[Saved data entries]
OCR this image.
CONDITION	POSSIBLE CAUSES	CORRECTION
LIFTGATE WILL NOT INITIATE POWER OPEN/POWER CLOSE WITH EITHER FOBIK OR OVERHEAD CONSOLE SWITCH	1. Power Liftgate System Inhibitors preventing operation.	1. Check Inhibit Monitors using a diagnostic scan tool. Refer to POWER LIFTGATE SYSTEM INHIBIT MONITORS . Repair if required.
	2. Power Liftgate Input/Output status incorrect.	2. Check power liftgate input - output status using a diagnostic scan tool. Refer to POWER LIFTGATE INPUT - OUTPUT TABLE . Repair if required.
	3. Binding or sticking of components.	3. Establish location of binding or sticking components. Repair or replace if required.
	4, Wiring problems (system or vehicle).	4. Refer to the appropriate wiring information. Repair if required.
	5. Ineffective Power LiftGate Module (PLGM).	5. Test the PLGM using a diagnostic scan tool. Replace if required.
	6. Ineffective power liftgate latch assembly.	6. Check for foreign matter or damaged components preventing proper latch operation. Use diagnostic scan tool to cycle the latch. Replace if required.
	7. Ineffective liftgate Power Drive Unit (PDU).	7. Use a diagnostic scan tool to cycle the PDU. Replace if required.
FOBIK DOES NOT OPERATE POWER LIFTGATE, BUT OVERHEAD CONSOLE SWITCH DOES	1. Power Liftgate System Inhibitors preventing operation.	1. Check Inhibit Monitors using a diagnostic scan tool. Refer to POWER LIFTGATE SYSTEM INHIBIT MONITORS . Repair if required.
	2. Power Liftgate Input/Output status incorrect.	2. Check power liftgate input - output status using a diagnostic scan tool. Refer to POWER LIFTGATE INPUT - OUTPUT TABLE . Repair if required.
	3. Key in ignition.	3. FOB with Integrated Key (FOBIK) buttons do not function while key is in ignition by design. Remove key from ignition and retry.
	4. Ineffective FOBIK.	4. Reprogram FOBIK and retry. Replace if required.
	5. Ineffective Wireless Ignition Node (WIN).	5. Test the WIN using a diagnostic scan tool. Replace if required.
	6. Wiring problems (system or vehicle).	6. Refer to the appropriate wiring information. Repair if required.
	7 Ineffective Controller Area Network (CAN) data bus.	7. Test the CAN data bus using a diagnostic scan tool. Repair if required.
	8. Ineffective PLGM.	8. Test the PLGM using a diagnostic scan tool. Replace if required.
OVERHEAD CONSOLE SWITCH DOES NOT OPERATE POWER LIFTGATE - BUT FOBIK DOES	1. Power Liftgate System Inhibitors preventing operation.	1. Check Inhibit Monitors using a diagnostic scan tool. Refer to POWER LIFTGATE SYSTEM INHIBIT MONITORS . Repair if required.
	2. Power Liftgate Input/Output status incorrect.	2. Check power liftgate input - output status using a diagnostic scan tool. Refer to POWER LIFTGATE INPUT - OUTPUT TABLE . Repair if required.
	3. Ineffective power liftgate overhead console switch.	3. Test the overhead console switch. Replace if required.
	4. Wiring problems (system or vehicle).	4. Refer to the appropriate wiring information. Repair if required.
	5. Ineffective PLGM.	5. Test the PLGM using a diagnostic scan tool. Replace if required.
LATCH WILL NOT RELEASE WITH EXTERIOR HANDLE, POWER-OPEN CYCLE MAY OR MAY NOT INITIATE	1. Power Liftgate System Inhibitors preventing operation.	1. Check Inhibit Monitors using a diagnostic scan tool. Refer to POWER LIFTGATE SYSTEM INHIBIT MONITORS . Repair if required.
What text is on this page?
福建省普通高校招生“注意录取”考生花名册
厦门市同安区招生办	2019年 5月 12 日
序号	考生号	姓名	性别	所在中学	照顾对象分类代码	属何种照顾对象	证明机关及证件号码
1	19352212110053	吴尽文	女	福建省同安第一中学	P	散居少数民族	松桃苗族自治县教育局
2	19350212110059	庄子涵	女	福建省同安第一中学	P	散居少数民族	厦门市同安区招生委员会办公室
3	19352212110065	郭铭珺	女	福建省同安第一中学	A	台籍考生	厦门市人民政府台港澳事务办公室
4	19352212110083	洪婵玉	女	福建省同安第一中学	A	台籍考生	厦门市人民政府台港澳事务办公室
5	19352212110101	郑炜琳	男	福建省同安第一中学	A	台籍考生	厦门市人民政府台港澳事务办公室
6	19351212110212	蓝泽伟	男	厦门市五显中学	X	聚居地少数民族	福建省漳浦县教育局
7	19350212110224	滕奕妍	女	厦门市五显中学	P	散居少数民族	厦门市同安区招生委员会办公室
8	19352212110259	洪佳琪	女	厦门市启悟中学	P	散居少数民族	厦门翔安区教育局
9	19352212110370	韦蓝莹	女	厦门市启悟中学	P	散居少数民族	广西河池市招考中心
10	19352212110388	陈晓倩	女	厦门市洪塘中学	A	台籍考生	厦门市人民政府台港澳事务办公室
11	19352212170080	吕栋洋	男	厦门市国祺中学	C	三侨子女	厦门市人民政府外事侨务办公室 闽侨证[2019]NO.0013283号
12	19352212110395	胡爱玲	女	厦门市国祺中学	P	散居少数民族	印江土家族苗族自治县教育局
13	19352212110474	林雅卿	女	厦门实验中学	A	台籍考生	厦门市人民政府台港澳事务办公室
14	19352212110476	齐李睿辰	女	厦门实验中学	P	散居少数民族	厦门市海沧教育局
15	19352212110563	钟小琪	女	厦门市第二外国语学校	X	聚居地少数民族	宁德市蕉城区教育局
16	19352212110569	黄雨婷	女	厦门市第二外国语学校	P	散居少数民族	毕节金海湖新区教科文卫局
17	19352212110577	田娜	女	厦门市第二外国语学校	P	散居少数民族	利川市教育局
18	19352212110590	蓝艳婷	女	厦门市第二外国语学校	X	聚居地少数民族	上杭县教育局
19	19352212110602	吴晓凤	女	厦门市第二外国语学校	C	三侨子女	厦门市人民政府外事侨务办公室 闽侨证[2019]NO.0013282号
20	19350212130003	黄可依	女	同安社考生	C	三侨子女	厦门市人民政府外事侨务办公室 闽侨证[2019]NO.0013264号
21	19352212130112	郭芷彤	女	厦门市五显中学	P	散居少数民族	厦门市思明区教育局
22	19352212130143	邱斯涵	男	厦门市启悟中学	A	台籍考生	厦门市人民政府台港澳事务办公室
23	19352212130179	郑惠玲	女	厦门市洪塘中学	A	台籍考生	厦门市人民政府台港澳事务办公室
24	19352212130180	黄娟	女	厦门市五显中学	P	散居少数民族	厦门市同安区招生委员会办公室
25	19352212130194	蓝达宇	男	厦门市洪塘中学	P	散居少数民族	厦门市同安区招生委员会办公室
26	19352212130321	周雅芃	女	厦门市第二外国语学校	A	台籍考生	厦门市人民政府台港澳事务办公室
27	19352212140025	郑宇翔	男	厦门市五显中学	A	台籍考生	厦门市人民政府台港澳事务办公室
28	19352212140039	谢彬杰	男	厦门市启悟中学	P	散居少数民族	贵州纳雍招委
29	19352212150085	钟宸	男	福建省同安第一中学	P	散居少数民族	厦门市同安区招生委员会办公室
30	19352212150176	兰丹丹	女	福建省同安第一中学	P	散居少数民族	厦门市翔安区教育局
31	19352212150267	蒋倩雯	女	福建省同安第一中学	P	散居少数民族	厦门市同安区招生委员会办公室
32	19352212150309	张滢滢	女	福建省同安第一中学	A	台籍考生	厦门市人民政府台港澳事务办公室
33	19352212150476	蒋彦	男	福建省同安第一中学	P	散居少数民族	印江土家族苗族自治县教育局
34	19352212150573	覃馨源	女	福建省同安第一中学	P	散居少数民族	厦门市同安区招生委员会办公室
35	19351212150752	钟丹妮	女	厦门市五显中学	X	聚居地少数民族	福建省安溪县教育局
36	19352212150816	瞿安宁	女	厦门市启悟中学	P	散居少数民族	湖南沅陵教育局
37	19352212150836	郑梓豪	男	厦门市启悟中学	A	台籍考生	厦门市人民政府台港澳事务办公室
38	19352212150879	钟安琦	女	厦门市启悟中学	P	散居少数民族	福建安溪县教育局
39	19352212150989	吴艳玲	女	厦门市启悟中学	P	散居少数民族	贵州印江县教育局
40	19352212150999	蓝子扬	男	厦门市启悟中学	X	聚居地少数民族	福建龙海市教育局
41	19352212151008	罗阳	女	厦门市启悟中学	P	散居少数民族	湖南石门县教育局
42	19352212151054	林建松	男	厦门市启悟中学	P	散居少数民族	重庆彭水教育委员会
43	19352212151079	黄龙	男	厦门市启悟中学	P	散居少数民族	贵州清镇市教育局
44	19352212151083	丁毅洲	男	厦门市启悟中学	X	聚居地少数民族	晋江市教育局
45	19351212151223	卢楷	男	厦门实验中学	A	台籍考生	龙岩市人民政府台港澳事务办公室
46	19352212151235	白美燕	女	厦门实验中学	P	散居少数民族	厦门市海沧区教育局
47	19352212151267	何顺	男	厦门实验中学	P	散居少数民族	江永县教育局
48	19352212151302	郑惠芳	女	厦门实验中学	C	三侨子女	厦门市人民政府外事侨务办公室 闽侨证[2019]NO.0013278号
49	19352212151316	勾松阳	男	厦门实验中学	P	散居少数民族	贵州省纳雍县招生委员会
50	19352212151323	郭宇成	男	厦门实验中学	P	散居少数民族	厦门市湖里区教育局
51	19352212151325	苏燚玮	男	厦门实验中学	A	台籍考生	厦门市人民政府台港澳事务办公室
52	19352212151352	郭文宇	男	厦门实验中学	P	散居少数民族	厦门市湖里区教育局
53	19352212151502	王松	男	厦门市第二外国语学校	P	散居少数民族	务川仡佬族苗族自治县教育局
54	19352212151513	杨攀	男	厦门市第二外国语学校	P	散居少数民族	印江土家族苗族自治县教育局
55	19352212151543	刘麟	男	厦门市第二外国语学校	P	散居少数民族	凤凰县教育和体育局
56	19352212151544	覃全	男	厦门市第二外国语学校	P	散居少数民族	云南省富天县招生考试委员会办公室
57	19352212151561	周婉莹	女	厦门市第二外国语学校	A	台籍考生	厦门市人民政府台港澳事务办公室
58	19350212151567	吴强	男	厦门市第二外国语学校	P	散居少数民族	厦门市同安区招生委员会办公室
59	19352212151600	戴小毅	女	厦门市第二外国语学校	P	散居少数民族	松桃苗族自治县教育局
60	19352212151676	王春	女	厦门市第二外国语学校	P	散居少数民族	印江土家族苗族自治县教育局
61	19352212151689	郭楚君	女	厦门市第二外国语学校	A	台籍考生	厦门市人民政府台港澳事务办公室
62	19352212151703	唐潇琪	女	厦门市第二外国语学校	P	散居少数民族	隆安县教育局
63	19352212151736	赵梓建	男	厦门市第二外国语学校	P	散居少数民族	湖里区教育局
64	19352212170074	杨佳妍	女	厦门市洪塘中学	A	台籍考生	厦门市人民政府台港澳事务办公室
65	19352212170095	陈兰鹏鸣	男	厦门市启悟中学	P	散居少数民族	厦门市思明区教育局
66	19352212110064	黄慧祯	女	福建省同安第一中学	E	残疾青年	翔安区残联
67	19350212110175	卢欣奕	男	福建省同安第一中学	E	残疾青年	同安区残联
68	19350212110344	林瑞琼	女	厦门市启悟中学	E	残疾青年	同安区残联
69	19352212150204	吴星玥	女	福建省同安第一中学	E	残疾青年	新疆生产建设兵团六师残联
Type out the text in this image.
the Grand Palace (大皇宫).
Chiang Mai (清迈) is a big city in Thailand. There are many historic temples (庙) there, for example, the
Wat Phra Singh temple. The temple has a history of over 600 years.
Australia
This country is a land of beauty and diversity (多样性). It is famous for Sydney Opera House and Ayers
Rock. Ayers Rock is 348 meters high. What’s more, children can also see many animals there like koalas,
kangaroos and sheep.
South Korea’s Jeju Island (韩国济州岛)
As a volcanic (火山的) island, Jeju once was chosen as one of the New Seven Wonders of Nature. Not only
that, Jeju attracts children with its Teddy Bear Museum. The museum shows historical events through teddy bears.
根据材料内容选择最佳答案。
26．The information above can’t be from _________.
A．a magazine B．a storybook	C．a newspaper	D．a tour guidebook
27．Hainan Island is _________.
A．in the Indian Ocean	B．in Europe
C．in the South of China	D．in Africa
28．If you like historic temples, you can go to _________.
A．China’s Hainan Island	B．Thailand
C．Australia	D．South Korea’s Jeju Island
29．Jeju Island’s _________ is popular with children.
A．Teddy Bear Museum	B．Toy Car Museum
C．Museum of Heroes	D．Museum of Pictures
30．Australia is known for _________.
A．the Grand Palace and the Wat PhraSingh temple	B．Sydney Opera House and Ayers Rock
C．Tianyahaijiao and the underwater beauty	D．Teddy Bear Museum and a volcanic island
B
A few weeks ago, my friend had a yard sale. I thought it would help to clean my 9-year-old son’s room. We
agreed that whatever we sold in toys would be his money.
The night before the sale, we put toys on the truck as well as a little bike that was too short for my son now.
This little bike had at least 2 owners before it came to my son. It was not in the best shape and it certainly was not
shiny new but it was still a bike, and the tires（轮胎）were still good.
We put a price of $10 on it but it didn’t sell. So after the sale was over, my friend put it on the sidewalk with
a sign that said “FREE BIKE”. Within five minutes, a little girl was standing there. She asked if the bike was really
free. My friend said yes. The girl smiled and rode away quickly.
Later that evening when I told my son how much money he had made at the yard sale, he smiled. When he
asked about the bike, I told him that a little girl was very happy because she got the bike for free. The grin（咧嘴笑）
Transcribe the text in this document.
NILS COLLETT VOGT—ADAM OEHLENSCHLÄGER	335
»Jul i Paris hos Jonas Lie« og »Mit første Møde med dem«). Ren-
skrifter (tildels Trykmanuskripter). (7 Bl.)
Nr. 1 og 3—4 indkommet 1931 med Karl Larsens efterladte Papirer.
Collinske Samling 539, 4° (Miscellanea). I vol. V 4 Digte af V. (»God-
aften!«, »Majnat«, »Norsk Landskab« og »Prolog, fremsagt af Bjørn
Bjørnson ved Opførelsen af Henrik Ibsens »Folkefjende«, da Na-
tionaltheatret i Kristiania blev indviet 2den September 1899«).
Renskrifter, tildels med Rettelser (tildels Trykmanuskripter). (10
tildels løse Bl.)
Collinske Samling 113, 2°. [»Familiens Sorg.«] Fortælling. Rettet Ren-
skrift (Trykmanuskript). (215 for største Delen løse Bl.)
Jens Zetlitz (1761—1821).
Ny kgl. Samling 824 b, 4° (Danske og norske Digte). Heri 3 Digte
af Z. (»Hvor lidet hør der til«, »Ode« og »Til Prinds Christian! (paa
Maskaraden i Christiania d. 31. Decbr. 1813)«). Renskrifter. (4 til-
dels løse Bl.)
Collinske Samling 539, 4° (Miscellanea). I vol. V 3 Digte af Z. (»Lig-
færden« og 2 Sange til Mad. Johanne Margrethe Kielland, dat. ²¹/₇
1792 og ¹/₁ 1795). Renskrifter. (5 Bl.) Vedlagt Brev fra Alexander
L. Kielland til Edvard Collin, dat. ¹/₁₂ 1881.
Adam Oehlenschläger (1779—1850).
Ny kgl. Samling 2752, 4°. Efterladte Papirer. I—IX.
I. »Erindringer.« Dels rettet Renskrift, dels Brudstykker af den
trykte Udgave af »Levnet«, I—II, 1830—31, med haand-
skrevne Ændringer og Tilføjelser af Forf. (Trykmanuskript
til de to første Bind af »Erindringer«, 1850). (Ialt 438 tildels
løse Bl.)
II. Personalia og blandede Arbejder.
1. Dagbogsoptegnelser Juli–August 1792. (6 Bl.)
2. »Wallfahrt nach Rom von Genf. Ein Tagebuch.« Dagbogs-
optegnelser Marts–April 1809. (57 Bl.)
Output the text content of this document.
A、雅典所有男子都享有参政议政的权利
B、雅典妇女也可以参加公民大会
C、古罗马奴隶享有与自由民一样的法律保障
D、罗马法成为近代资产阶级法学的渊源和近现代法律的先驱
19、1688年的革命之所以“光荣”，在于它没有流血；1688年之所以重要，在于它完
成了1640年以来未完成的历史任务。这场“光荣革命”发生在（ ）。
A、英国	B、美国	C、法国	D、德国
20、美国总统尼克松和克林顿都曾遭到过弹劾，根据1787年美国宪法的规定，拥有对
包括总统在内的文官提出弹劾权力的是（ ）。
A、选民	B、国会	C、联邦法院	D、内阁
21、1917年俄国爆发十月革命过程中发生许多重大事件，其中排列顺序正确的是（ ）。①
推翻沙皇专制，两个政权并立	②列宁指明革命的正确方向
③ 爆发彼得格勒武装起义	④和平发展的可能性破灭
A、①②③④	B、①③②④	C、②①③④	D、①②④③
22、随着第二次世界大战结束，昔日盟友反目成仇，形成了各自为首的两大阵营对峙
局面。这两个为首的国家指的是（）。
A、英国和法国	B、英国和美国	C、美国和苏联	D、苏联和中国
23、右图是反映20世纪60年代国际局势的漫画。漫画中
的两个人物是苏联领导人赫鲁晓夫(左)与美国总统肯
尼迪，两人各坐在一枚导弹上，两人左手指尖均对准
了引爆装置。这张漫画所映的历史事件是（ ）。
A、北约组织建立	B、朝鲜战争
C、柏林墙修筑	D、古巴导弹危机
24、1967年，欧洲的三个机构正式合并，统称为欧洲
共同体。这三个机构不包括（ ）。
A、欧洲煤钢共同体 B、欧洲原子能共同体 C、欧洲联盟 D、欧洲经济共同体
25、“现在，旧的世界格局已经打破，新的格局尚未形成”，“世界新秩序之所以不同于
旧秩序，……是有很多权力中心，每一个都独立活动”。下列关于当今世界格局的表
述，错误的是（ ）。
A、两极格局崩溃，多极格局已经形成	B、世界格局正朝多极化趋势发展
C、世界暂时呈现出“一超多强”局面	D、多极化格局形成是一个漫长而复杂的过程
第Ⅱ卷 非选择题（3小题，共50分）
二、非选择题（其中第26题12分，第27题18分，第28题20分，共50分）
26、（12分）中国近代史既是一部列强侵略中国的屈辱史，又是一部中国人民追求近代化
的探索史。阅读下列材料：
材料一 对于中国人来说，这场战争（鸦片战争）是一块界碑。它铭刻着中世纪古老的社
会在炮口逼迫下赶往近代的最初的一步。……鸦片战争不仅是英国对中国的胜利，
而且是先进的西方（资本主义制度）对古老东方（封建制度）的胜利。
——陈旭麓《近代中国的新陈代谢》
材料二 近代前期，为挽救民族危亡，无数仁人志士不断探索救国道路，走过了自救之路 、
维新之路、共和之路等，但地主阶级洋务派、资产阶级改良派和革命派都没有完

■ **Goal**: What is the number of lines in these records that contain "Korea"? Reply with the number only.

■ **Response to this exercise**: 2